WHAT IS ASKED:
Quote the listing in full, exactly as given, minus any pictures.

***** THE INPUT *****

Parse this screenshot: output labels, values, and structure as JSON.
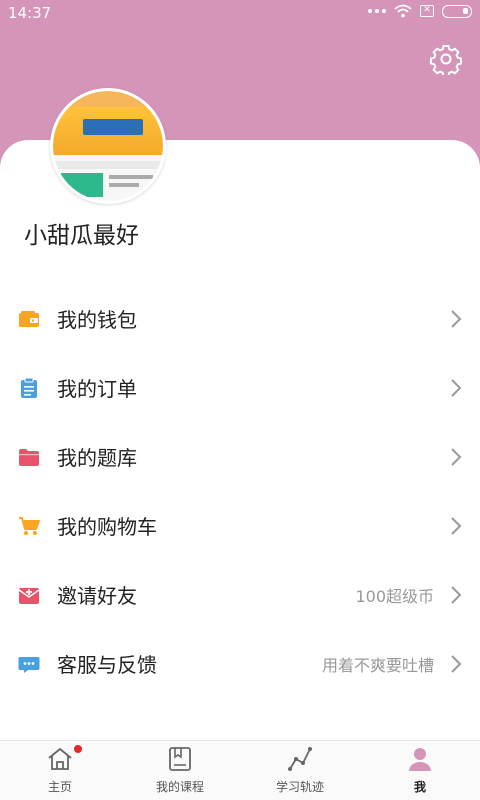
{
  "status_bar": {
    "time": "14:37"
  },
  "profile": {
    "username": "小甜瓜最好"
  },
  "menu": [
    {
      "label": "我的钱包",
      "value": "",
      "icon": "wallet-icon",
      "color": "#f6a623"
    },
    {
      "label": "我的订单",
      "value": "",
      "icon": "clipboard-icon",
      "color": "#4a9fde"
    },
    {
      "label": "我的题库",
      "value": "",
      "icon": "folder-icon",
      "color": "#e9536a"
    },
    {
      "label": "我的购物车",
      "value": "",
      "icon": "cart-icon",
      "color": "#f6a623"
    },
    {
      "label": "邀请好友",
      "value": "100超级币",
      "icon": "invite-mail-icon",
      "color": "#e9536a"
    },
    {
      "label": "客服与反馈",
      "value": "用着不爽要吐槽",
      "icon": "chat-icon",
      "color": "#4a9fde"
    }
  ],
  "tabs": [
    {
      "label": "主页",
      "icon": "home-icon",
      "badge": true
    },
    {
      "label": "我的课程",
      "icon": "course-book-icon",
      "badge": false
    },
    {
      "label": "学习轨迹",
      "icon": "track-icon",
      "badge": false
    },
    {
      "label": "我",
      "icon": "profile-icon",
      "active": true
    }
  ],
  "colors": {
    "header": "#d595b8",
    "badge": "#e8262c"
  }
}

*****

IN RESPONSE:
Parse this screenshot: output labels, values, and structure as JSON.
{
  "status_bar": {
    "time": "14:37"
  },
  "profile": {
    "username": "小甜瓜最好"
  },
  "menu": [
    {
      "label": "我的钱包",
      "value": "",
      "icon": "wallet-icon",
      "color": "#f6a623"
    },
    {
      "label": "我的订单",
      "value": "",
      "icon": "clipboard-icon",
      "color": "#4a9fde"
    },
    {
      "label": "我的题库",
      "value": "",
      "icon": "folder-icon",
      "color": "#e9536a"
    },
    {
      "label": "我的购物车",
      "value": "",
      "icon": "cart-icon",
      "color": "#f6a623"
    },
    {
      "label": "邀请好友",
      "value": "100超级币",
      "icon": "invite-mail-icon",
      "color": "#e9536a"
    },
    {
      "label": "客服与反馈",
      "value": "用着不爽要吐槽",
      "icon": "chat-icon",
      "color": "#4a9fde"
    }
  ],
  "tabs": [
    {
      "label": "主页",
      "icon": "home-icon",
      "badge": true
    },
    {
      "label": "我的课程",
      "icon": "course-book-icon",
      "badge": false
    },
    {
      "label": "学习轨迹",
      "icon": "track-icon",
      "badge": false
    },
    {
      "label": "我",
      "icon": "profile-icon",
      "active": true
    }
  ],
  "colors": {
    "header": "#d595b8",
    "badge": "#e8262c"
  }
}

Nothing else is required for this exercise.